─── RECORDS TO USE ───

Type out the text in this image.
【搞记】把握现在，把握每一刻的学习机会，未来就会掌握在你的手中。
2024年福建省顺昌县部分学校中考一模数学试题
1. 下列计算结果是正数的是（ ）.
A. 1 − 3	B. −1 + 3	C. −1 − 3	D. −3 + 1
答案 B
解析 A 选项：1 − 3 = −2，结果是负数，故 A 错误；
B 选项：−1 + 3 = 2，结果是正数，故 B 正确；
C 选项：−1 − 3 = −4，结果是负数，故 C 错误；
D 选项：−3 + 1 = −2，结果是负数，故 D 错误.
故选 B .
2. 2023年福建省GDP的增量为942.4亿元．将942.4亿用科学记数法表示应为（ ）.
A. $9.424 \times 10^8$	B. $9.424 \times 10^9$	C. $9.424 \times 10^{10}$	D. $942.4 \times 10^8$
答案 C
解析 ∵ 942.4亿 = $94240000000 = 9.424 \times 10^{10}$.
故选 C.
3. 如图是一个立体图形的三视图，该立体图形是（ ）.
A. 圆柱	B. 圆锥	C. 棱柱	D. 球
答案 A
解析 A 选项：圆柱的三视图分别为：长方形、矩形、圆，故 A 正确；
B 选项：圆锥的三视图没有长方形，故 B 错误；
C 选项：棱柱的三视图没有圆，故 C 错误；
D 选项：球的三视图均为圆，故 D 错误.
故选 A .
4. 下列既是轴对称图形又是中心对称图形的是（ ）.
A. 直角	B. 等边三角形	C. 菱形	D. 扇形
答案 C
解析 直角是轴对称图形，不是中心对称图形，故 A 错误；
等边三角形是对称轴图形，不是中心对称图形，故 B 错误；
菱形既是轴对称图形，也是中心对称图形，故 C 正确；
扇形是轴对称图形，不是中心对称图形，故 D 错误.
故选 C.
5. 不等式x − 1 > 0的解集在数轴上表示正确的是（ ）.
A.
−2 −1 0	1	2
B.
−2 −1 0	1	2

───

> _GIVEN EXERCISE_: Each entry above is to be printed again exactly.

> _OUTPUT FOR THIS EXERCISE_:
Type out the text in this image.
【搞记】把握现在，把握每一刻的学习机会，未来就会掌握在你的手中。
2024年福建省顺昌县部分学校中考一模数学试题
1. 下列计算结果是正数的是（ ）.
A. 1 − 3	B. −1 + 3	C. −1 − 3	D. −3 + 1
答案 B
解析 A 选项：1 − 3 = −2，结果是负数，故 A 错误；
B 选项：−1 + 3 = 2，结果是正数，故 B 正确；
C 选项：−1 − 3 = −4，结果是负数，故 C 错误；
D 选项：−3 + 1 = −2，结果是负数，故 D 错误.
故选 B .
2. 2023年福建省GDP的增量为942.4亿元．将942.4亿用科学记数法表示应为（ ）.
A. $9.424 \times 10^8$	B. $9.424 \times 10^9$	C. $9.424 \times 10^{10}$	D. $942.4 \times 10^8$
答案 C
解析 ∵ 942.4亿 = $94240000000 = 9.424 \times 10^{10}$.
故选 C.
3. 如图是一个立体图形的三视图，该立体图形是（ ）.
A. 圆柱	B. 圆锥	C. 棱柱	D. 球
答案 A
解析 A 选项：圆柱的三视图分别为：长方形、矩形、圆，故 A 正确；
B 选项：圆锥的三视图没有长方形，故 B 错误；
C 选项：棱柱的三视图没有圆，故 C 错误；
D 选项：球的三视图均为圆，故 D 错误.
故选 A .
4. 下列既是轴对称图形又是中心对称图形的是（ ）.
A. 直角	B. 等边三角形	C. 菱形	D. 扇形
答案 C
解析 直角是轴对称图形，不是中心对称图形，故 A 错误；
等边三角形是对称轴图形，不是中心对称图形，故 B 错误；
菱形既是轴对称图形，也是中心对称图形，故 C 正确；
扇形是轴对称图形，不是中心对称图形，故 D 错误.
故选 C.
5. 不等式x − 1 > 0的解集在数轴上表示正确的是（ ）.
A.
−2 −1 0	1	2
B.
−2 −1 0	1	2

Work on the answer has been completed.